Что требуется
Перепишите в виде таблицы Markdown строки записей с самой первой по строку, содержащую "FancyBboxPatch shape (21, 79, 525, 661)", включая обе границы, и пропустите пустые строки. Используйте два столбца: «№» для порядкового номера и «Строка» для самой строки.

—————

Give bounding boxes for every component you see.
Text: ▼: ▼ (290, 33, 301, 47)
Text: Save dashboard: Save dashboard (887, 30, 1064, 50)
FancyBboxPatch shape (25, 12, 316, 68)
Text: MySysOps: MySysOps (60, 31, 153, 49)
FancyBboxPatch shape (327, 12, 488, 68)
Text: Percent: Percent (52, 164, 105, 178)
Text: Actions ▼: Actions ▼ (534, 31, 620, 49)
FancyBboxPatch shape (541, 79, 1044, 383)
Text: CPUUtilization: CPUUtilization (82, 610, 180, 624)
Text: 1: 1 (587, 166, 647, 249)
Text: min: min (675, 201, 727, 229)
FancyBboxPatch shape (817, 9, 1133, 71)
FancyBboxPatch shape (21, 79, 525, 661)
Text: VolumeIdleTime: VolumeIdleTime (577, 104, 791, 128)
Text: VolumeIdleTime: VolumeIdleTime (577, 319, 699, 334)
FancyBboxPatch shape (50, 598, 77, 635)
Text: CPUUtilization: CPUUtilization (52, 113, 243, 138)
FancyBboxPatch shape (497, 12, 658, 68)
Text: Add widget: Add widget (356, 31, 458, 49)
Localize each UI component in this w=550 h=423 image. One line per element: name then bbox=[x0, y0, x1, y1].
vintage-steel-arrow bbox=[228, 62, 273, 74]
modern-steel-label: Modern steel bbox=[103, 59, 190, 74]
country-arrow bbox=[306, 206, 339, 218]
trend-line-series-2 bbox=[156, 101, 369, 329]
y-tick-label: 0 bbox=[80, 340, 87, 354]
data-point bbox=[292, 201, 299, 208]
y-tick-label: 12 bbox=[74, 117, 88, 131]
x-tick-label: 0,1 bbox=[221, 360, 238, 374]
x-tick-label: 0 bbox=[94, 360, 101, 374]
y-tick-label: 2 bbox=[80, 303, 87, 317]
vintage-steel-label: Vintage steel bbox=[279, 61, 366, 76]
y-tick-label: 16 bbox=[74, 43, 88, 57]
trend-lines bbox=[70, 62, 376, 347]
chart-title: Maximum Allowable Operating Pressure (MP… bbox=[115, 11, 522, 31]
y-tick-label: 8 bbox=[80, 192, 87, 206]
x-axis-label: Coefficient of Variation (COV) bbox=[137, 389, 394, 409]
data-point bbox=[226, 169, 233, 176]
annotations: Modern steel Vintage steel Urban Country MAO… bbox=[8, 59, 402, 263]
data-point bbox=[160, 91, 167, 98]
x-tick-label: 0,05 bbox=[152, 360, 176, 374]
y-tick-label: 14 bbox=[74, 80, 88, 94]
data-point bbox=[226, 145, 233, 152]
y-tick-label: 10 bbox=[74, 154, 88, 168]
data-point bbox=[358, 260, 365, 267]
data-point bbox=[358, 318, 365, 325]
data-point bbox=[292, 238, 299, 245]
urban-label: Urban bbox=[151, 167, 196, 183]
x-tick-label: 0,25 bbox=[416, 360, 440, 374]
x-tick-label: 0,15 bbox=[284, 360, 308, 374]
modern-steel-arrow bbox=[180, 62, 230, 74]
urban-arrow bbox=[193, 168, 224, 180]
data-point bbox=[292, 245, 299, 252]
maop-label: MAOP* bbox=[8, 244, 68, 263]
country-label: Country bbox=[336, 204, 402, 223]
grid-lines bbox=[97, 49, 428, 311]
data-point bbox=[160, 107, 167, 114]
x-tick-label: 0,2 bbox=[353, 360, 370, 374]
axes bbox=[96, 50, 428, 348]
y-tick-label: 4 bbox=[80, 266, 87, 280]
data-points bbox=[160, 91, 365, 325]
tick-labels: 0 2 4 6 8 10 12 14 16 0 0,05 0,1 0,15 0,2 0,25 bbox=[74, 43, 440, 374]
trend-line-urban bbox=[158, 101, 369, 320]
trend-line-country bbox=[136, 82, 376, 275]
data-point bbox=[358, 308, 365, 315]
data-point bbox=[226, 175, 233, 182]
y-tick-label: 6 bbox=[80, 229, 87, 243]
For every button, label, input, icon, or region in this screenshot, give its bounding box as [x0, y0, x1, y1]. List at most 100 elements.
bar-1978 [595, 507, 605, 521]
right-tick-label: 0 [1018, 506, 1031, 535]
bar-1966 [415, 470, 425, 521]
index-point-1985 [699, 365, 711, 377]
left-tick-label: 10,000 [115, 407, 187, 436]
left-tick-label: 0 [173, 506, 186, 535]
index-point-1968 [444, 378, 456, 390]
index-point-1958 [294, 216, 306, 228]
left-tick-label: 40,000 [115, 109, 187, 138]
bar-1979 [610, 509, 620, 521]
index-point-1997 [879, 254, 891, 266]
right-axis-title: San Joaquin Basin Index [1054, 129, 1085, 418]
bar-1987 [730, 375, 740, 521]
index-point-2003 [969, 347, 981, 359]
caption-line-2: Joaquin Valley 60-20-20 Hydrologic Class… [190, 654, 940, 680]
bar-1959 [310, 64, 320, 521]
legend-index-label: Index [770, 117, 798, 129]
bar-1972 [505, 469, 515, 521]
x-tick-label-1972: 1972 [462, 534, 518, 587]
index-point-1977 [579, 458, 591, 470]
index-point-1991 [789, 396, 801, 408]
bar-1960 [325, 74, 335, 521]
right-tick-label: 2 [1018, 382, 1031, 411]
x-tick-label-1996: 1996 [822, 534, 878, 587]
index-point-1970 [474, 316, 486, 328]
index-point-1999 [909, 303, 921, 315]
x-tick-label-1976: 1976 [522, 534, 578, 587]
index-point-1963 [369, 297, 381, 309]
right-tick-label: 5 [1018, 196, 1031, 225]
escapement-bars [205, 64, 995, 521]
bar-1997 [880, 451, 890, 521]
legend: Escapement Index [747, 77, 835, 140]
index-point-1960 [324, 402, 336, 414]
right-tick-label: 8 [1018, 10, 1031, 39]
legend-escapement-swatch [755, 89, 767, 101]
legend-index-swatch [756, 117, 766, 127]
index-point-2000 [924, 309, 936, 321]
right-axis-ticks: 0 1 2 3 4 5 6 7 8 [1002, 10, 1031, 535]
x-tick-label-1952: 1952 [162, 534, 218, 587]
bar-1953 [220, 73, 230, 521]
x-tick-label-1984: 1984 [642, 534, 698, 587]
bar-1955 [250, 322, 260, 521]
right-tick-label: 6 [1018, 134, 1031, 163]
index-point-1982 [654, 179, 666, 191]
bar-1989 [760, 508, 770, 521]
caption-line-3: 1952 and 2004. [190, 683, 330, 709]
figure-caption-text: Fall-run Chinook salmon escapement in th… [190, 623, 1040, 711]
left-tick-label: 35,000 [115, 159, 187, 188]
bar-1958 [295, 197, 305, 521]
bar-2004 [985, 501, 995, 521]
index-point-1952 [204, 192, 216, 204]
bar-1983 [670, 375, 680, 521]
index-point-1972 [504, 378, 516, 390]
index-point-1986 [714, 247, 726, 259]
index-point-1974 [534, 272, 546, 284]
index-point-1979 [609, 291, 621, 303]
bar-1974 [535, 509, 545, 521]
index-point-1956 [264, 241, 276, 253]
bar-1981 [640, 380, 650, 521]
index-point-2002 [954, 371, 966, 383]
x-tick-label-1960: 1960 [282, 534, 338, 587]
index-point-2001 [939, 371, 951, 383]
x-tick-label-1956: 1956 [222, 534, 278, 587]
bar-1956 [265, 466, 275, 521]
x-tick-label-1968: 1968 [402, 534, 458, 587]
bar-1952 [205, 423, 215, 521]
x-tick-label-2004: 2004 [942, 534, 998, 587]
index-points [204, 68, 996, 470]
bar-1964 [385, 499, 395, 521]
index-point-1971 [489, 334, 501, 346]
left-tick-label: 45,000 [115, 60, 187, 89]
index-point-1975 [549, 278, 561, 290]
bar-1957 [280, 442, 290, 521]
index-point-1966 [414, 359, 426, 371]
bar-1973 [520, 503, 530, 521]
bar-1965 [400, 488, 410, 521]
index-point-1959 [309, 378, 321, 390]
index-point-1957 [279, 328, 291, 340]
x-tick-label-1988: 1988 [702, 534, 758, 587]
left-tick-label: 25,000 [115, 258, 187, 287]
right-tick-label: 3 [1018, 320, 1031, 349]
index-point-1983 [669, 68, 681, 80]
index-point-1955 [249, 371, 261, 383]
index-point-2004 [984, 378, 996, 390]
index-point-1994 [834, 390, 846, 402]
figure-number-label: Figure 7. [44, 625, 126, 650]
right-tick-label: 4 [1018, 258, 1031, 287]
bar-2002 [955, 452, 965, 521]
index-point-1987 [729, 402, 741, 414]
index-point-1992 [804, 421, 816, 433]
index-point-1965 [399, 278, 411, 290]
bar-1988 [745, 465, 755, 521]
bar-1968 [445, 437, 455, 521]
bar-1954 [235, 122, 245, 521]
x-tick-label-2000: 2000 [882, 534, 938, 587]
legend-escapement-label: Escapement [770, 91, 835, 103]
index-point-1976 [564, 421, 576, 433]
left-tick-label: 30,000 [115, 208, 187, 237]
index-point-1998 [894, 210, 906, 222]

—————

Выполненное задание
| № | Строка |
|---|---|
| 1 | Give bounding boxes for every component you see. |
| 2 | Text: ▼: ▼ (290, 33, 301, 47) |
| 3 | Text: Save dashboard: Save dashboard (887, 30, 1064, 50) |
| 4 | FancyBboxPatch shape (25, 12, 316, 68) |
| 5 | Text: MySysOps: MySysOps (60, 31, 153, 49) |
| 6 | FancyBboxPatch shape (327, 12, 488, 68) |
| 7 | Text: Percent: Percent (52, 164, 105, 178) |
| 8 | Text: Actions ▼: Actions ▼ (534, 31, 620, 49) |
| 9 | FancyBboxPatch shape (541, 79, 1044, 383) |
| 10 | Text: CPUUtilization: CPUUtilization (82, 610, 180, 624) |
| 11 | Text: 1: 1 (587, 166, 647, 249) |
| 12 | Text: min: min (675, 201, 727, 229) |
| 13 | FancyBboxPatch shape (817, 9, 1133, 71) |
| 14 | FancyBboxPatch shape (21, 79, 525, 661) |